___ Page ___

Raw imagination and materials replace overt feminism or references to traditional women's work in "Interior Margins", a group of eleven women artists.

Continuing through January 30, 2012

Around the dinner table one evening in Spring 2010 something creative was on the burner. Eleven female artists sat for supper conversation with Reed College’s Cooley Gallery curator Stephanie Snyder and Lumber Room founder Sarah Miller Meigs. These inter-generational women found an intersection through the power of the belly, opening up in discussion of painting, studio practice and family. Emerging in its wake is a powerful exhibition that suggests with paper (and other assorted surfaces) that Northwest women are operating in full force as well as defying any implied gender-specificity. “Interior Margins” only hints at traditional gestures associated with women’s work. Instead these ladies have otherwise replaced puffy quilting, floral patterns and politico-feminisms with raw imagination and materials.

___ Entries supplied ___

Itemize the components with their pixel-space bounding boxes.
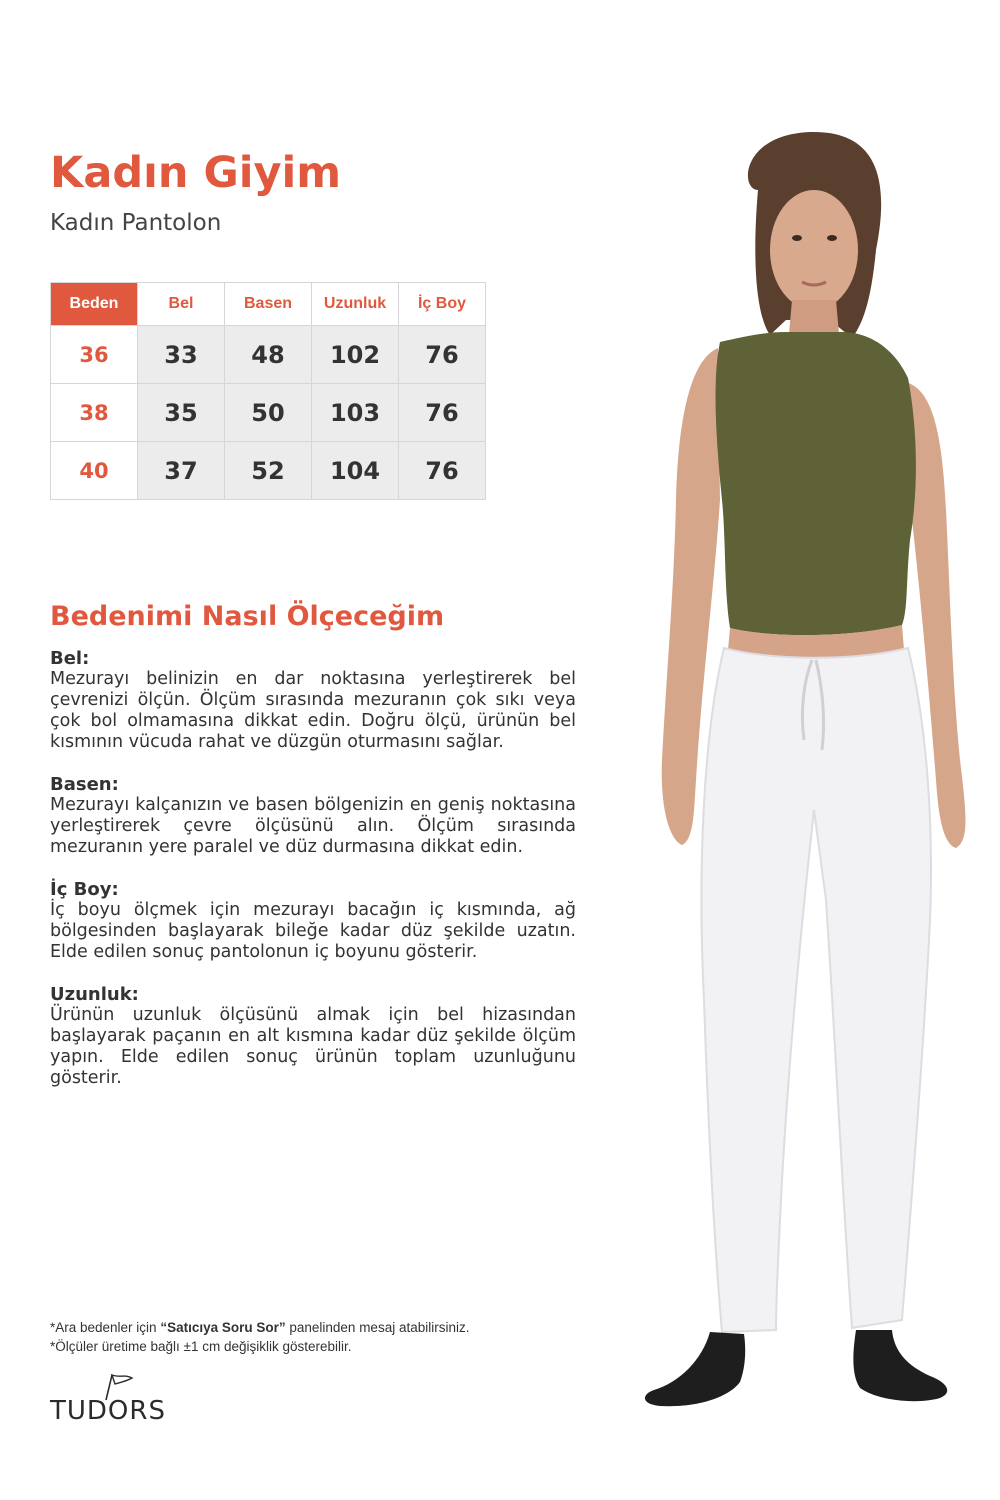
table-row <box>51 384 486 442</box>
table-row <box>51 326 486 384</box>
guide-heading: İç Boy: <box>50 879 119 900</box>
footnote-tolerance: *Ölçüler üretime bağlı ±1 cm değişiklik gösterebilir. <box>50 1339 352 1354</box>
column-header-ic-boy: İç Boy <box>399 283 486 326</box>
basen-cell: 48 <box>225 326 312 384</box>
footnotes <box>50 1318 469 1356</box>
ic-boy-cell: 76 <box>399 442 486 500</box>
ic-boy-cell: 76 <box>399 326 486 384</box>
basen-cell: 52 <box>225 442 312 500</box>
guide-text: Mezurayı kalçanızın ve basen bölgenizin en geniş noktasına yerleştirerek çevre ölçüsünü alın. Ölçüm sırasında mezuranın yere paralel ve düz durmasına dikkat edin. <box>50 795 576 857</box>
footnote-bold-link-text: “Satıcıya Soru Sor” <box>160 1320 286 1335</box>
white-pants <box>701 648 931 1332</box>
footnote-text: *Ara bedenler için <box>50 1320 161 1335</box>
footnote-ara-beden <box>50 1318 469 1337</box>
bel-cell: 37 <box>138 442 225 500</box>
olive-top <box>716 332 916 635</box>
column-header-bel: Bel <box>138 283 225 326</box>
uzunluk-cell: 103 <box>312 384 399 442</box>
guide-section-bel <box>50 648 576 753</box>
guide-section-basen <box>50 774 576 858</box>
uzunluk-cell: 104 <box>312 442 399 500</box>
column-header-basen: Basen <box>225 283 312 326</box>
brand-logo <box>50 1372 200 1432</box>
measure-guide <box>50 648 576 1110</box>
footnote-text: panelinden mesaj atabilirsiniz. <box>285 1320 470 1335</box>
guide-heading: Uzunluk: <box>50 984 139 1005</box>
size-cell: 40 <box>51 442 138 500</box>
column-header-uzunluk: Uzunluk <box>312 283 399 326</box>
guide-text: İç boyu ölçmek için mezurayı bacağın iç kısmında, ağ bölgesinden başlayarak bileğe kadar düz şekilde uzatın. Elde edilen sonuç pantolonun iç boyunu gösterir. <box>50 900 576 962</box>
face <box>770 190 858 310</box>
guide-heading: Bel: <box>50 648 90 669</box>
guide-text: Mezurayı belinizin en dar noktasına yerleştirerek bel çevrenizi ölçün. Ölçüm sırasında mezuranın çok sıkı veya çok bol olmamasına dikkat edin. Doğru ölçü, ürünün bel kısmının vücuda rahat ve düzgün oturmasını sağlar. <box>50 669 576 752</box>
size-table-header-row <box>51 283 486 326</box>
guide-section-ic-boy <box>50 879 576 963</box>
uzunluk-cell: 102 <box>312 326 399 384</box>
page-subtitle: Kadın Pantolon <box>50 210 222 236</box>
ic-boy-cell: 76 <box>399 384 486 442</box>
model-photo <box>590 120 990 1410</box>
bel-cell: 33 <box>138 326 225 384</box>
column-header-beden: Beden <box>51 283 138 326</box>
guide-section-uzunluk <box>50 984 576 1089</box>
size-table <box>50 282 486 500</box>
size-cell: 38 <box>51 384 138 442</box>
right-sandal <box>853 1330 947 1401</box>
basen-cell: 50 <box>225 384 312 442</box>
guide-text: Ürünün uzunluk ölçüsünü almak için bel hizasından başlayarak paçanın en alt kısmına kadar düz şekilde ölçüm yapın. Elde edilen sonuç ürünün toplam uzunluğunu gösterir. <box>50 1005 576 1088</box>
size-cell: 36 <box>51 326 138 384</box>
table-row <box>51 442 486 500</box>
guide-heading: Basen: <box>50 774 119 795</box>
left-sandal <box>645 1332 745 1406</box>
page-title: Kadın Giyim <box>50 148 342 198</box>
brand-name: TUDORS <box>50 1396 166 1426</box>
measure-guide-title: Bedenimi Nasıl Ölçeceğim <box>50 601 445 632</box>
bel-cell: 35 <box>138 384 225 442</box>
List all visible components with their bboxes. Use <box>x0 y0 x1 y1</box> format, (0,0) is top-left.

___
___ Entries supplied ___

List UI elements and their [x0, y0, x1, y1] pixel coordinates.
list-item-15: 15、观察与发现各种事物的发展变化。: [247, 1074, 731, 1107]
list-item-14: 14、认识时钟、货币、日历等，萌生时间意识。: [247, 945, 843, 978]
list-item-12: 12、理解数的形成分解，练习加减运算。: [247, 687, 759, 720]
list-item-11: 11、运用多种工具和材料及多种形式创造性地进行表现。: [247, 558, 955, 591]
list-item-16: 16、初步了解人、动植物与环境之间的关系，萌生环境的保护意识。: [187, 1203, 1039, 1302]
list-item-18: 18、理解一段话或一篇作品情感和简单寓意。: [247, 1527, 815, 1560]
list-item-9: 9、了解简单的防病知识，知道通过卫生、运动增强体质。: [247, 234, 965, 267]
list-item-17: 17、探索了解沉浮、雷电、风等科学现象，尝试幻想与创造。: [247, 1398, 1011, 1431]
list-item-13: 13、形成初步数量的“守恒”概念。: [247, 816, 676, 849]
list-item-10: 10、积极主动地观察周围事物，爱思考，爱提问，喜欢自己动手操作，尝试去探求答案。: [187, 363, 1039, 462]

___

#### What to work on:
1. From the exhibition review, copy the passage between "Continuing through January" and "imagination and materials.", inclusive.
2. Condense the paragraph of the exhibition review that begins "Around the dinner table one evening" into a short bulleted list of its main facts.

#### Solutions to each task:
1.
Continuing through January 30, 2012

Around the dinner table one evening in Spring 2010 something creative was on the burner. Eleven female artists sat for supper conversation with Reed College’s Cooley Gallery curator Stephanie Snyder and Lumber Room founder Sarah Miller Meigs. These inter-generational women found an intersection through the power of the belly, opening up in discussion of painting, studio practice and family. Emerging in its wake is a powerful exhibition that suggests with paper (and other assorted surfaces) that Northwest women are operating in full force as well as defying any implied gender-specificity. “Interior Margins” only hints at traditional gestures associated with women’s work. Instead these ladies have otherwise replaced puffy quilting, floral patterns and politico-feminisms with raw imagination and materials.

2.
- In Spring 2010, eleven female artists had dinner with Stephanie Snyder, curator of Reed College's Cooley Gallery, and Sarah Miller Meigs, founder of Lumber Room.
- The women spanned generations and talked about painting, studio practice and family.
- That conversation led to the exhibition "Interior Margins," which works with paper and other surfaces.
- The show suggests that Northwest women artists are working in full force while defying any implied gender-specificity.
- It only hints at traditional women's work, using raw imagination and materials in place of quilting, floral patterns and political feminism.